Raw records
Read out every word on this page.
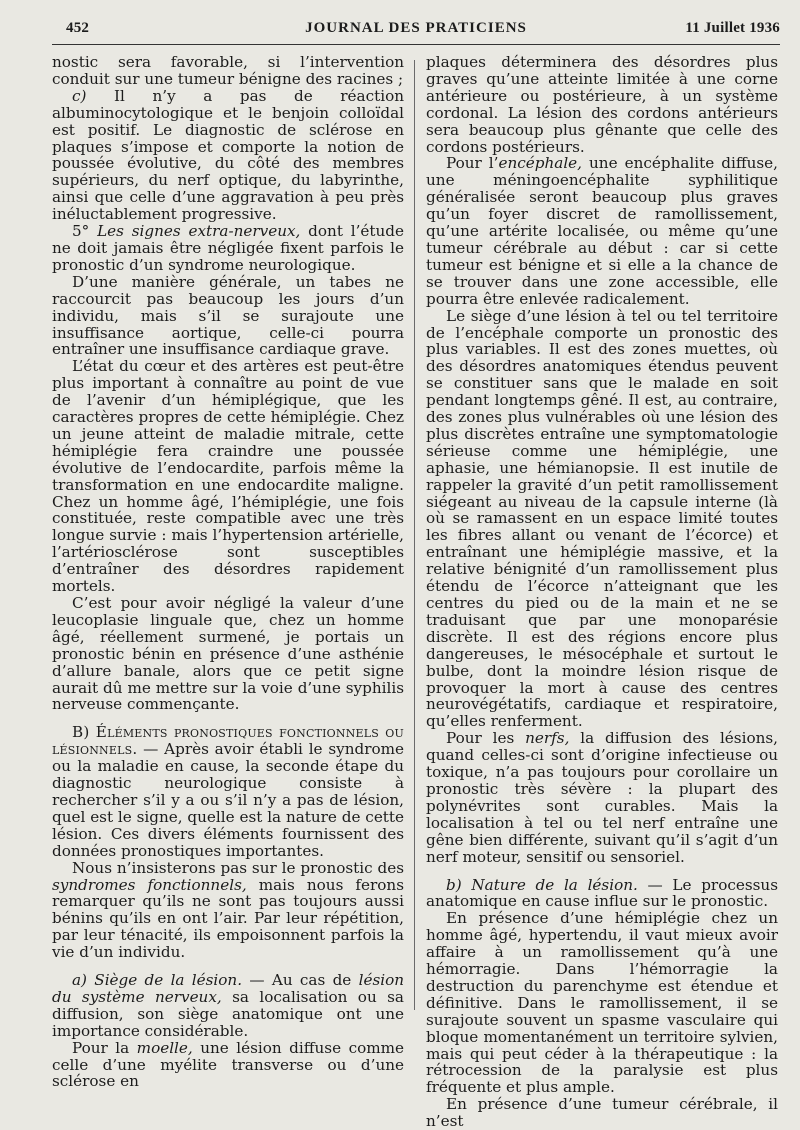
452	JOURNAL DES PRATICIENS	11 Juillet 1936

nostic sera favorable, si l’intervention conduit sur une tumeur bénigne des racines ;

c) Il n’y a pas de réaction albuminocytologique et le benjoin colloïdal est positif. Le diagnostic de sclérose en plaques s’impose et comporte la notion de poussée évolutive, du côté des membres supérieurs, du nerf optique, du labyrinthe, ainsi que celle d’une aggravation à peu près inéluctablement progressive.

5° Les signes extra-nerveux, dont l’étude ne doit jamais être négligée fixent parfois le pronostic d’un syndrome neurologique.

D’une manière générale, un tabes ne raccourcit pas beaucoup les jours d’un individu, mais s’il se surajoute une insuffisance aortique, celle-ci pourra entraîner une insuffisance cardiaque grave.

L’état du cœur et des artères est peut-être plus important à connaître au point de vue de l’avenir d’un hémiplégique, que les caractères propres de cette hémiplégie. Chez un jeune atteint de maladie mitrale, cette hémiplégie fera craindre une poussée évolutive de l’endocardite, parfois même la transformation en une endocardite maligne. Chez un homme âgé, l’hémiplégie, une fois constituée, reste compatible avec une très longue survie : mais l’hypertension artérielle, l’artériosclérose sont susceptibles d’entraîner des désordres rapidement mortels.

C’est pour avoir négligé la valeur d’une leucoplasie linguale que, chez un homme âgé, réellement surmené, je portais un pronostic bénin en présence d’une asthénie d’allure banale, alors que ce petit signe aurait dû me mettre sur la voie d’une syphilis nerveuse commençante.

B) Éléments pronostiques fonctionnels ou lésionnels. — Après avoir établi le syndrome ou la maladie en cause, la seconde étape du diagnostic neurologique consiste à rechercher s’il y a ou s’il n’y a pas de lésion, quel est le signe, quelle est la nature de cette lésion. Ces divers éléments fournissent des données pronostiques importantes.

Nous n’insisterons pas sur le pronostic des syndromes fonctionnels, mais nous ferons remarquer qu’ils ne sont pas toujours aussi bénins qu’ils en ont l’air. Par leur répétition, par leur ténacité, ils empoisonnent parfois la vie d’un individu.

a) Siège de la lésion. — Au cas de lésion du système nerveux, sa localisation ou sa diffusion, son siège anatomique ont une importance considérable.

Pour la moelle, une lésion diffuse comme celle d’une myélite transverse ou d’une sclérose en

plaques déterminera des désordres plus graves qu’une atteinte limitée à une corne antérieure ou postérieure, à un système cordonal. La lésion des cordons antérieurs sera beaucoup plus gênante que celle des cordons postérieurs.

Pour l’encéphale, une encéphalite diffuse, une méningoencéphalite syphilitique généralisée seront beaucoup plus graves qu’un foyer discret de ramollissement, qu’une artérite localisée, ou même qu’une tumeur cérébrale au début : car si cette tumeur est bénigne et si elle a la chance de se trouver dans une zone accessible, elle pourra être enlevée radicalement.

Le siège d’une lésion à tel ou tel territoire de l’encéphale comporte un pronostic des plus variables. Il est des zones muettes, où des désordres anatomiques étendus peuvent se constituer sans que le malade en soit pendant longtemps gêné. Il est, au contraire, des zones plus vulnérables où une lésion des plus discrètes entraîne une symptomatologie sérieuse comme une hémiplégie, une aphasie, une hémianopsie. Il est inutile de rappeler la gravité d’un petit ramollissement siégeant au niveau de la capsule interne (là où se ramassent en un espace limité toutes les fibres allant ou venant de l’écorce) et entraînant une hémiplégie massive, et la relative bénignité d’un ramollissement plus étendu de l’écorce n’atteignant que les centres du pied ou de la main et ne se traduisant que par une monoparésie discrète. Il est des régions encore plus dangereuses, le mésocéphale et surtout le bulbe, dont la moindre lésion risque de provoquer la mort à cause des centres neurovégétatifs, cardiaque et respiratoire, qu’elles renferment.

Pour les nerfs, la diffusion des lésions, quand celles-ci sont d’origine infectieuse ou toxique, n’a pas toujours pour corollaire un pronostic très sévère : la plupart des polynévrites sont curables. Mais la localisation à tel ou tel nerf entraîne une gêne bien différente, suivant qu’il s’agit d’un nerf moteur, sensitif ou sensoriel.

b) Nature de la lésion. — Le processus anatomique en cause influe sur le pronostic.

En présence d’une hémiplégie chez un homme âgé, hypertendu, il vaut mieux avoir affaire à un ramollissement qu’à une hémorragie. Dans l’hémorragie la destruction du parenchyme est étendue et définitive. Dans le ramollissement, il se surajoute souvent un spasme vasculaire qui bloque momentanément un territoire sylvien, mais qui peut céder à la thérapeutique : la rétrocession de la paralysie est plus fréquente et plus ample.

En présence d’une tumeur cérébrale, il n’est
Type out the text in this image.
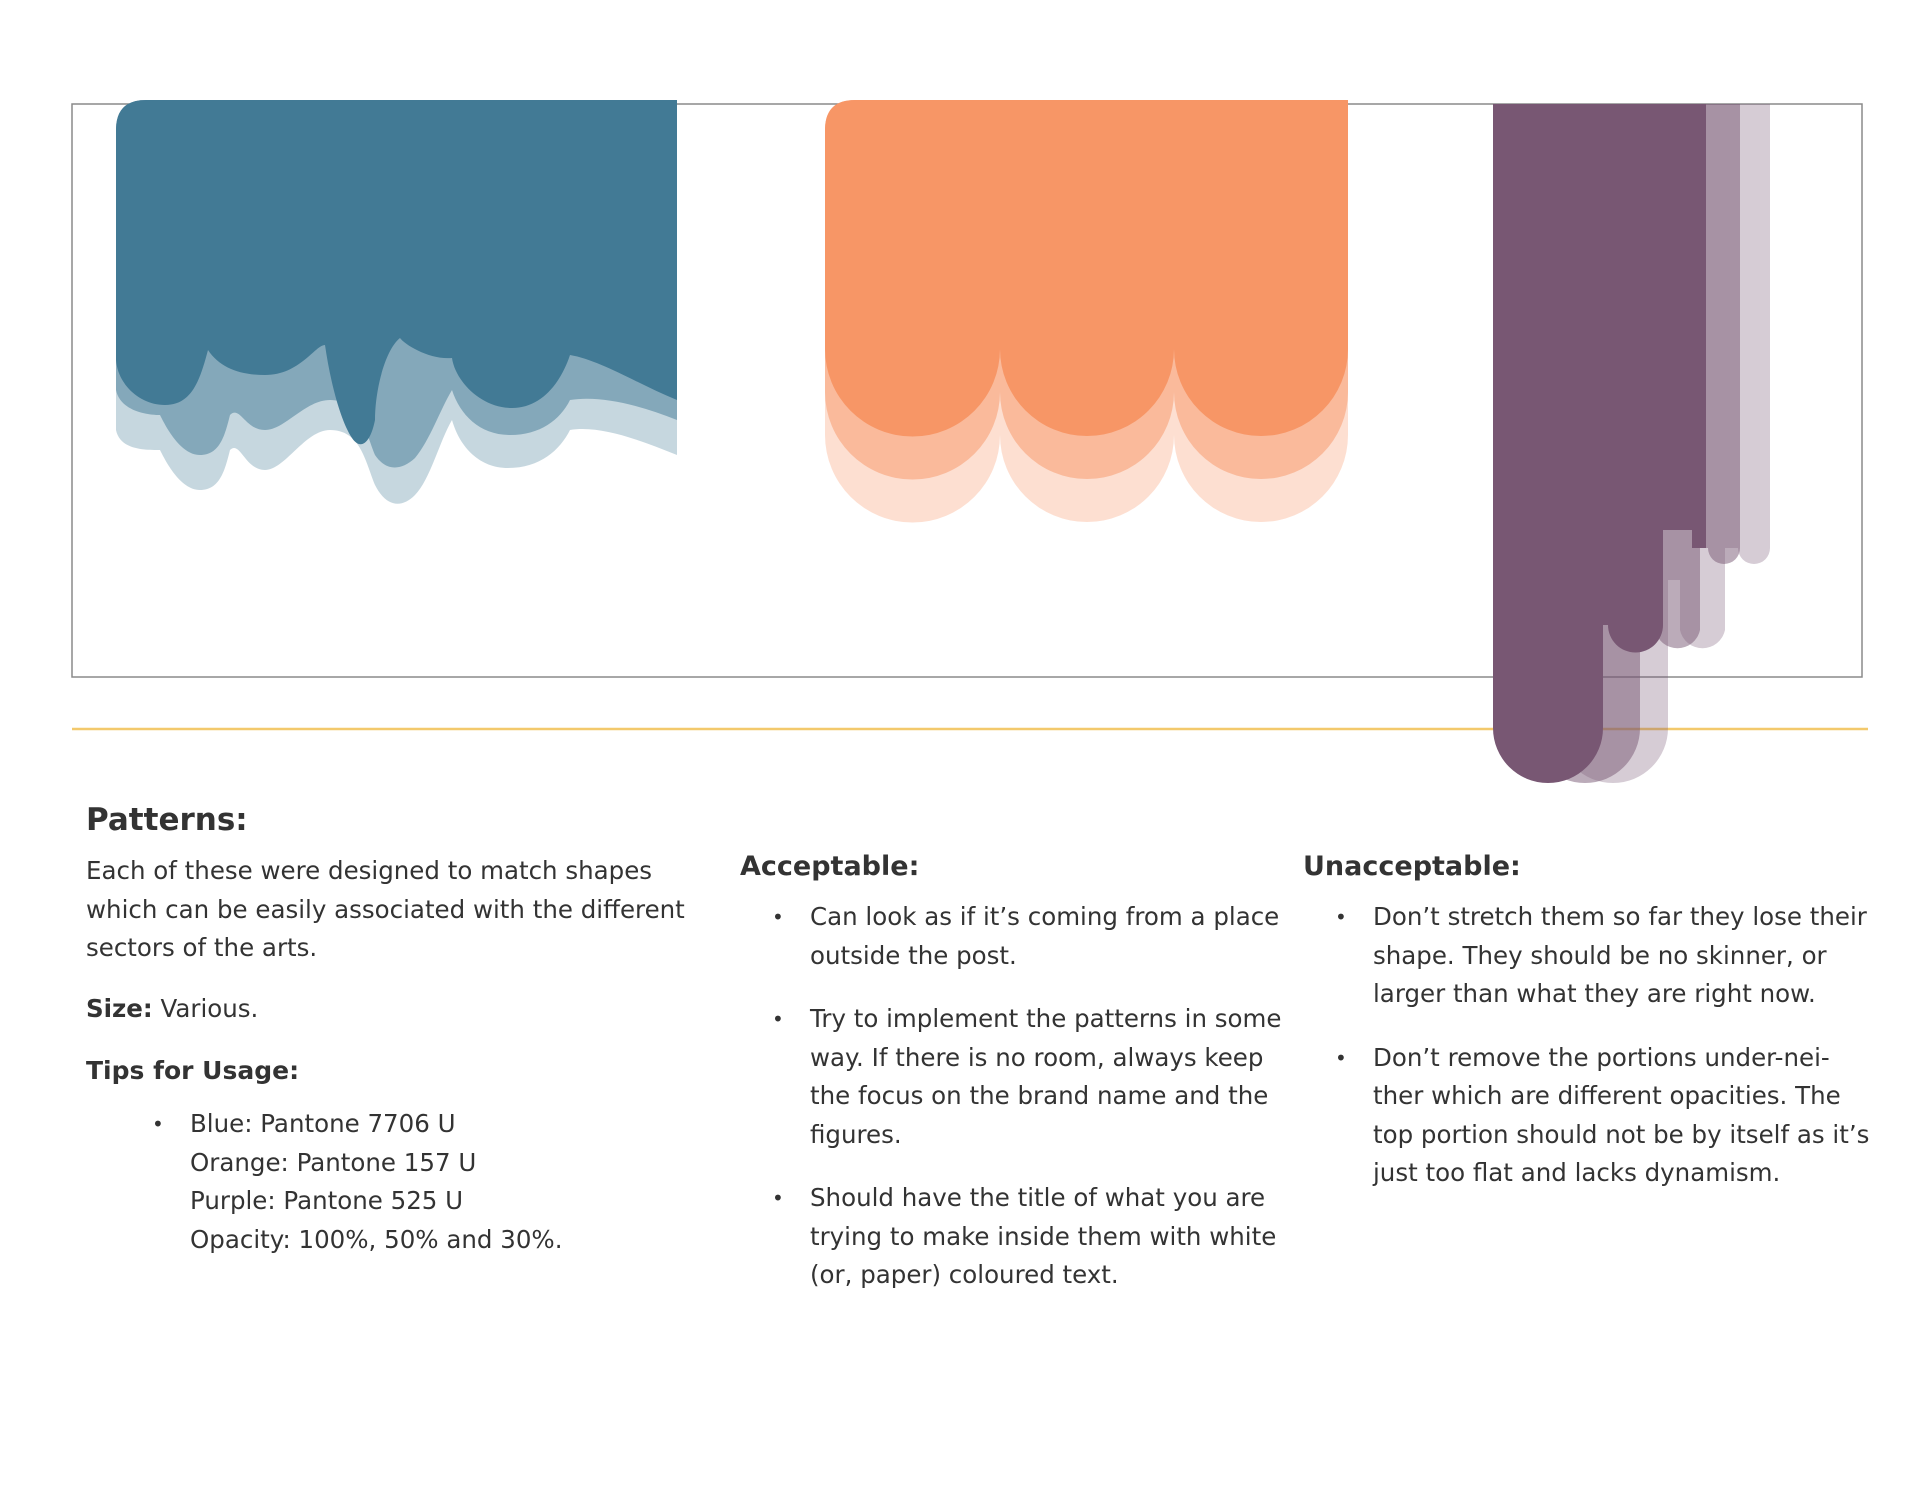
Patterns:

Each of these were designed to match shapes which can be easily associated with the different sectors of the arts.

Size: Various.

Tips for Usage:
• Blue: Pantone 7706 U
Orange: Pantone 157 U
Purple: Pantone 525 U
Opacity: 100%, 50% and 30%.
Acceptable:
• Can look as if it’s coming from a place outside the post.
• Try to implement the patterns in some way. If there is no room, always keep the focus on the brand name and the figures.
• Should have the title of what you are trying to make inside them with white (or, paper) coloured text.
Unacceptable:
• Don’t stretch them so far they lose their shape. They should be no skinner, or larger than what they are right now.
• Don’t remove the portions under-nei-ther which are different opacities. The top portion should not be by itself as it’s just too flat and lacks dynamism.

GIVEN EXERCISE: Read through the entries and copy every line that includes "présence".

FULL RESPONSE:
C’est pour avoir négligé la valeur d’une leucoplasie linguale que, chez un homme âgé, réellement surmené, je portais un pronostic bénin en présence d’une asthénie d’allure banale, alors que ce petit signe aurait dû me mettre sur la voie d’une syphilis nerveuse commençante.
En présence d’une hémiplégie chez un homme âgé, hypertendu, il vaut mieux avoir affaire à un ramollissement qu’à une hémorragie. Dans l’hémorragie la destruction du parenchyme est étendue et définitive. Dans le ramollissement, il se surajoute souvent un spasme vasculaire qui bloque momentanément un territoire sylvien, mais qui peut céder à la thérapeutique : la rétrocession de la paralysie est plus fréquente et plus ample.
En présence d’une tumeur cérébrale, il n’est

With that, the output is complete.